I was forced to think about this on reading of the First World War project at Paddington Station in London, where a magnificent and moving statue of an unknown warrior stands. In full battle kit and helmet, he is reading a letter. As part of the commemorations marking the start of World War One, writers have been invited to write a letter to him, and Stephen Fry, wit, comedian and actor was amongst the first to write his, and it caused a sensation.

He wrote it as from a pacifist brother. Though he got historic details wrong – a pacifist would not be sitting at home then, he’d either be in prison or working on a farm, his letter moved many people. I’ve always been firmly behind conscientious objectors – (I like the moral high ground!) but this letter made me think hard about what was the right thing to do then, and how the right thing could very easily seem to be the wrong thing.

I thought about the horrific killings at schools and other places in the last few years, where deranged gun-owners shot numbers of their fellows, and if they didn’t end up shooting themselves, were shot, in order to stop them killing any more innocent victims. These incidents made me think when is it wrong to kill another human being, if there is no other way to stop them killing others. As pacifists do we stand and watch while others are killed, or do we intervene in whatever way we can, to protect the innocent?

This was actually the dilemma in the World Wars. Revisionist historians have said that there was no need for Britain to go to war in 1914. But Britain had informally agreed to support France if she was attacked in order to keep the balance of peace and power in Europe. More importantly, she had signed a pact in 1839 with four other countries of Europe, including Germany, to protect Belgium and allow this war-torn corner of Europe to enjoy being a neutral country, safe for the first time in history from being fought over. It was known as the cock-pit of Europe. It took the British Foreign Secretary, Lord Palmerston, nine years of diplomacy and negotiations to get the five signatories to agree to preserve Belgium, and they included France, Russia and England, and also Germany and Austria.

But Belgium was doomed as soon as the Prussian General Schlieffen began planning a war for German supremacy, because his plans for invading France, took in Belgium first. By then, under Bismarck’s influence, the German nation had become a military one. Invading Belgium didn’t bother them, though it did the honest German ambassador in London, Prince Lichnowsky, whose anguished telegrams begging the Kaiser not to invade, I have read.

[Dataset entries]

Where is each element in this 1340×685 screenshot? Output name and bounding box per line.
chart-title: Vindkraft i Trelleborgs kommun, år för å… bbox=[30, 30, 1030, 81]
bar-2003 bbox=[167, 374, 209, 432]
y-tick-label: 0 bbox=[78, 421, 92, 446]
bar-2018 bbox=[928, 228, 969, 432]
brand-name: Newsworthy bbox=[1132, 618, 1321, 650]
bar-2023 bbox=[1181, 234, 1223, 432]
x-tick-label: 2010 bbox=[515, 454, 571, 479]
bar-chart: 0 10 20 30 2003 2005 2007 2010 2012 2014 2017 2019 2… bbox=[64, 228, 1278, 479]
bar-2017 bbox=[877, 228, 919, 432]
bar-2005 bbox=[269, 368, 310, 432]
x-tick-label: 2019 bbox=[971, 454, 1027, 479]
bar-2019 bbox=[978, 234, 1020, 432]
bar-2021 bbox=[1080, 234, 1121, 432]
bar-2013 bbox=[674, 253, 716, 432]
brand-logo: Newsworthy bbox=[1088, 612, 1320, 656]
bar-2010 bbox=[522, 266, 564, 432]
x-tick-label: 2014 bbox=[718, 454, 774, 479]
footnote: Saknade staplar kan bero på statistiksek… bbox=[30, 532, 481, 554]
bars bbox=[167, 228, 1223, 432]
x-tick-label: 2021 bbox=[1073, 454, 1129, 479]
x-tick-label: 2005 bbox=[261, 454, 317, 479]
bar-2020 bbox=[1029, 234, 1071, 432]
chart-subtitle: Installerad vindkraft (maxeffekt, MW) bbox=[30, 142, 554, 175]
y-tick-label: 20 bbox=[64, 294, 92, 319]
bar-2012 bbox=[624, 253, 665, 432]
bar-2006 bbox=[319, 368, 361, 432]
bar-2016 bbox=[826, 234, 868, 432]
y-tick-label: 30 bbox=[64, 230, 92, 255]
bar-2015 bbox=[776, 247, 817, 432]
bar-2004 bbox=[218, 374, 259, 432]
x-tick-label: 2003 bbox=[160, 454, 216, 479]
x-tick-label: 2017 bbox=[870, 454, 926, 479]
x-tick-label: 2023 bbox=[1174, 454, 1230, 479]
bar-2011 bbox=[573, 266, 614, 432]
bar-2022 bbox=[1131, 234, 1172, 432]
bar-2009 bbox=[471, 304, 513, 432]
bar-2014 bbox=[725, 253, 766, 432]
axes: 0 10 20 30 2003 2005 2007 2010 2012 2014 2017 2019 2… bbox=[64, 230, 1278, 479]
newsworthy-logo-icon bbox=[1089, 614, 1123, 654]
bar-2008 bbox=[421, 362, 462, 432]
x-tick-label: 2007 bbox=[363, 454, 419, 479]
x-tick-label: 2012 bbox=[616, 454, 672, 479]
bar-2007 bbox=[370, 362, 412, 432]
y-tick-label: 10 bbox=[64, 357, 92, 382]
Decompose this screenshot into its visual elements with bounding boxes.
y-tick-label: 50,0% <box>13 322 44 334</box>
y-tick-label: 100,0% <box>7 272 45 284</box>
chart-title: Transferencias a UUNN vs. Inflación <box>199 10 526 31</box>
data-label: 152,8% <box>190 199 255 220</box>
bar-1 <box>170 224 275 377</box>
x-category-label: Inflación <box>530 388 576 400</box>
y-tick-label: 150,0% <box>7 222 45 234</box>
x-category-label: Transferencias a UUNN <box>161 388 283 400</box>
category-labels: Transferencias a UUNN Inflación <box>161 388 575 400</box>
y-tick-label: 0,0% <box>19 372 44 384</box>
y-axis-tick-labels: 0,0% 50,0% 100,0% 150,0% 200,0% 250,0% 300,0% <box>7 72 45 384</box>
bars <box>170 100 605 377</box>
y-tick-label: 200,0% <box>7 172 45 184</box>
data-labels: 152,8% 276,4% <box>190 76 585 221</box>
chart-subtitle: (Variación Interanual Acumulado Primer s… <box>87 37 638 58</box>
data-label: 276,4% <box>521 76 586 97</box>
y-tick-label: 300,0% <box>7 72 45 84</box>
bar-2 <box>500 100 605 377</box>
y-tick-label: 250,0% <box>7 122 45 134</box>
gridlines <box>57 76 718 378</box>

**Task**
Could you resume the essay on pacifism and the First World War, carrying it on from its final sentence?

**Written answer**
In Belgium the Germans did what they did at Lidice in Hungary and Oradour in France in the Second World War, when they blamed the Nazis for these unspeakable atrocities. No Nazis around in the first war, but they still burned villages, hanged one man in ten and sometimes one man in two, and shot women, children and babies, the youngest three weeks old – at Dinant – as reprisals against any Belgians who had attempted to resist. Before the war was four weeks old, towns and villages had been sacked and burned, their people shot, and Louvain, and its ancient library reduced to cinders. So the choice for many Englishmen was clear – stand by and watch as a pacifist, or try to stop what seemed like a barbarian host?

The British soldiers who went to war then, were part of the history of England which had always tried to stop one power dominating and enslaving all of Europe, from Louis the Fourteenth of France to Napoleon. To go to war seemed to many who joined up then, to be a heroic attempt to save civilisation, and even more so in the Second World War, when Hitler was enslaving the civilised world.

The tragedy of resisting a violent and merciless enemy is that too often all the combatants find themselves using the same methods as the aggressor… war. But can we stand by and hang onto our principles of not killing, when all those we love will be destroyed, and not just those we love – our society, our country, and our whole civilisation. This was the choice which thinking people faced in both world wars.

When World War One was declared, England’s army was smaller than Serbia’s – the tiny country where the match had been lit at Sarajevo. So England’s armies were citizen armies, in both wars, made up of peace-loving men called up to defend their country. There’s a lot of research to show that many soldiers when they fired their rifles at the advancing enemy, didn’t actually shoot at the enemy, but aimed to miss, and that even more didn’t shoot at all. They too faced choices on the battle field which are impossible for us to imagine, when like me, we are living in a safe, peace-loving democracy.

So though I believe in peace, and have always supposed I was a pacifist, and attended Quaker meeting, where everyone was a declared pacifist, do I still believe it is possible to be one when the chips are down? I don’t know any more … Aggression turns easy choices upside down, when right – not killing – seems wrong, and wrong – fighting – seems right.

The wonderful story of the American colonel in Iraq, surrounded by an angry mob intent on violence, calling his armed troop to a halt, ordering them to kneel and point their guns to the sky, immediately defused the threat of violence on that occasion. So how do we defuse the violence of would- be psychopathic conquerors who believe that might is right? Maybe only people power can do that – and that can happen – as it did at the Berlin Wall.

Maybe it just needs enough of us to say: “They shall not pass…”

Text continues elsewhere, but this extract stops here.